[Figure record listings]
+++++

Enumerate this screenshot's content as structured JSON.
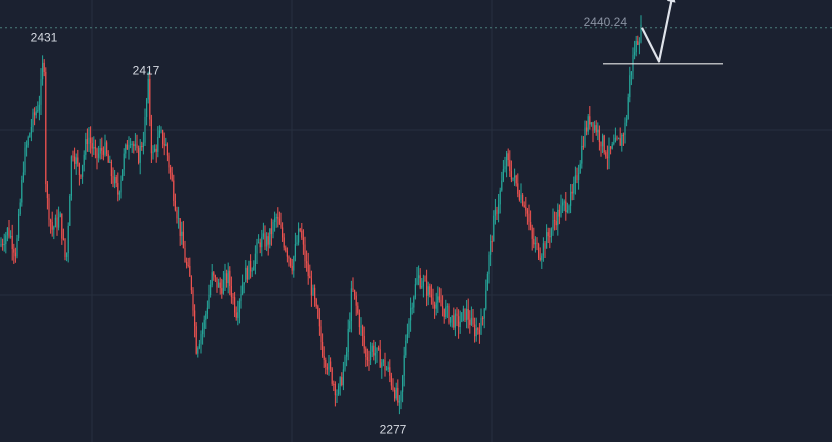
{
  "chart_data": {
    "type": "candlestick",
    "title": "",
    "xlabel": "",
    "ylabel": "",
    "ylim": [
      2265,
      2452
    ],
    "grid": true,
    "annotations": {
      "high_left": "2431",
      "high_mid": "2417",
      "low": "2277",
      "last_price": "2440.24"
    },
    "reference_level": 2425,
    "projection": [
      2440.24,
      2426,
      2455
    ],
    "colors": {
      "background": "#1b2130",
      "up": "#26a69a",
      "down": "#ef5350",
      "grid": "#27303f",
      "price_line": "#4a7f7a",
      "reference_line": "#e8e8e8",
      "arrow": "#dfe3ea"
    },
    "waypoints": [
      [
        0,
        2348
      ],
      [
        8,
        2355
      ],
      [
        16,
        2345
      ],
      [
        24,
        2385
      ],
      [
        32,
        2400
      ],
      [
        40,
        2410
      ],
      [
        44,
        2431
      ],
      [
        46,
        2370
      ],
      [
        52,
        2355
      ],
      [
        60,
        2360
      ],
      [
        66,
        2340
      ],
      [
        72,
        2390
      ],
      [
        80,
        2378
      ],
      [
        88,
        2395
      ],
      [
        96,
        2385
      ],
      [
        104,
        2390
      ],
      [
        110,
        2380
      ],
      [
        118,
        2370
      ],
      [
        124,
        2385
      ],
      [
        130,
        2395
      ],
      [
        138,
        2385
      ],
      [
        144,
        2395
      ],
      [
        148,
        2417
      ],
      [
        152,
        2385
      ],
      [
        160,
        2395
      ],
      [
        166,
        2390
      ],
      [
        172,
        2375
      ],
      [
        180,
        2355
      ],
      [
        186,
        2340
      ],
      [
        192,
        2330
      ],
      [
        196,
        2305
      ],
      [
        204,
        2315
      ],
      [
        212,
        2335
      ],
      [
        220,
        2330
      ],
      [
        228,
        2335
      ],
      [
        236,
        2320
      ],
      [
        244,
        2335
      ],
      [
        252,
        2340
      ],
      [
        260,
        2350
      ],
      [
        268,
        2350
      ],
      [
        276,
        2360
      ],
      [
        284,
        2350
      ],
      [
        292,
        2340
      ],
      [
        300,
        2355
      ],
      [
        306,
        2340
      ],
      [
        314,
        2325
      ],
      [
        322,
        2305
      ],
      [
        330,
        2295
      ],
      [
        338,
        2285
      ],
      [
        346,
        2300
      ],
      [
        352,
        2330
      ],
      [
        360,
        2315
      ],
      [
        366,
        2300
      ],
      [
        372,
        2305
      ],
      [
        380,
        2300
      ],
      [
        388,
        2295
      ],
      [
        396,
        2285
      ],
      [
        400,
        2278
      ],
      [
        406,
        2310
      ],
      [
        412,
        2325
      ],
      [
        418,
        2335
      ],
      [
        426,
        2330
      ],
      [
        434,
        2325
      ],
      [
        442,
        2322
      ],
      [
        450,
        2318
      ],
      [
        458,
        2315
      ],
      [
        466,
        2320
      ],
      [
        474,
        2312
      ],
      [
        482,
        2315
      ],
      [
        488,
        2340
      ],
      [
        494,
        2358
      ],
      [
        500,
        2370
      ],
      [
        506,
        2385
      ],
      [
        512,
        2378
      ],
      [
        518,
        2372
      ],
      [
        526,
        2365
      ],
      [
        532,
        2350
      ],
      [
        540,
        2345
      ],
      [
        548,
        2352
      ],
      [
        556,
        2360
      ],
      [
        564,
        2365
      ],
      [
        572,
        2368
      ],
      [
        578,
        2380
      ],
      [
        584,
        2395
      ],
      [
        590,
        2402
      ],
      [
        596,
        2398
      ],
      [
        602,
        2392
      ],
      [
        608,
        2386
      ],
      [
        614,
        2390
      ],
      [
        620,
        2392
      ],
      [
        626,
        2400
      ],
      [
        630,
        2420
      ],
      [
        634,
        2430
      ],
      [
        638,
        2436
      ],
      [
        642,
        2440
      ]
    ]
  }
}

+++++

▶ Problem to solve: All of the entries need to be transcribed word for word; pictures are left out.

▶ Result of the exercise:
Enumerate this screenshot's content as structured JSON.
{
  "chart_data": {
    "type": "candlestick",
    "title": "",
    "xlabel": "",
    "ylabel": "",
    "ylim": [
      2265,
      2452
    ],
    "grid": true,
    "annotations": {
      "high_left": "2431",
      "high_mid": "2417",
      "low": "2277",
      "last_price": "2440.24"
    },
    "reference_level": 2425,
    "projection": [
      2440.24,
      2426,
      2455
    ],
    "colors": {
      "background": "#1b2130",
      "up": "#26a69a",
      "down": "#ef5350",
      "grid": "#27303f",
      "price_line": "#4a7f7a",
      "reference_line": "#e8e8e8",
      "arrow": "#dfe3ea"
    },
    "waypoints": [
      [
        0,
        2348
      ],
      [
        8,
        2355
      ],
      [
        16,
        2345
      ],
      [
        24,
        2385
      ],
      [
        32,
        2400
      ],
      [
        40,
        2410
      ],
      [
        44,
        2431
      ],
      [
        46,
        2370
      ],
      [
        52,
        2355
      ],
      [
        60,
        2360
      ],
      [
        66,
        2340
      ],
      [
        72,
        2390
      ],
      [
        80,
        2378
      ],
      [
        88,
        2395
      ],
      [
        96,
        2385
      ],
      [
        104,
        2390
      ],
      [
        110,
        2380
      ],
      [
        118,
        2370
      ],
      [
        124,
        2385
      ],
      [
        130,
        2395
      ],
      [
        138,
        2385
      ],
      [
        144,
        2395
      ],
      [
        148,
        2417
      ],
      [
        152,
        2385
      ],
      [
        160,
        2395
      ],
      [
        166,
        2390
      ],
      [
        172,
        2375
      ],
      [
        180,
        2355
      ],
      [
        186,
        2340
      ],
      [
        192,
        2330
      ],
      [
        196,
        2305
      ],
      [
        204,
        2315
      ],
      [
        212,
        2335
      ],
      [
        220,
        2330
      ],
      [
        228,
        2335
      ],
      [
        236,
        2320
      ],
      [
        244,
        2335
      ],
      [
        252,
        2340
      ],
      [
        260,
        2350
      ],
      [
        268,
        2350
      ],
      [
        276,
        2360
      ],
      [
        284,
        2350
      ],
      [
        292,
        2340
      ],
      [
        300,
        2355
      ],
      [
        306,
        2340
      ],
      [
        314,
        2325
      ],
      [
        322,
        2305
      ],
      [
        330,
        2295
      ],
      [
        338,
        2285
      ],
      [
        346,
        2300
      ],
      [
        352,
        2330
      ],
      [
        360,
        2315
      ],
      [
        366,
        2300
      ],
      [
        372,
        2305
      ],
      [
        380,
        2300
      ],
      [
        388,
        2295
      ],
      [
        396,
        2285
      ],
      [
        400,
        2278
      ],
      [
        406,
        2310
      ],
      [
        412,
        2325
      ],
      [
        418,
        2335
      ],
      [
        426,
        2330
      ],
      [
        434,
        2325
      ],
      [
        442,
        2322
      ],
      [
        450,
        2318
      ],
      [
        458,
        2315
      ],
      [
        466,
        2320
      ],
      [
        474,
        2312
      ],
      [
        482,
        2315
      ],
      [
        488,
        2340
      ],
      [
        494,
        2358
      ],
      [
        500,
        2370
      ],
      [
        506,
        2385
      ],
      [
        512,
        2378
      ],
      [
        518,
        2372
      ],
      [
        526,
        2365
      ],
      [
        532,
        2350
      ],
      [
        540,
        2345
      ],
      [
        548,
        2352
      ],
      [
        556,
        2360
      ],
      [
        564,
        2365
      ],
      [
        572,
        2368
      ],
      [
        578,
        2380
      ],
      [
        584,
        2395
      ],
      [
        590,
        2402
      ],
      [
        596,
        2398
      ],
      [
        602,
        2392
      ],
      [
        608,
        2386
      ],
      [
        614,
        2390
      ],
      [
        620,
        2392
      ],
      [
        626,
        2400
      ],
      [
        630,
        2420
      ],
      [
        634,
        2430
      ],
      [
        638,
        2436
      ],
      [
        642,
        2440
      ]
    ]
  }
}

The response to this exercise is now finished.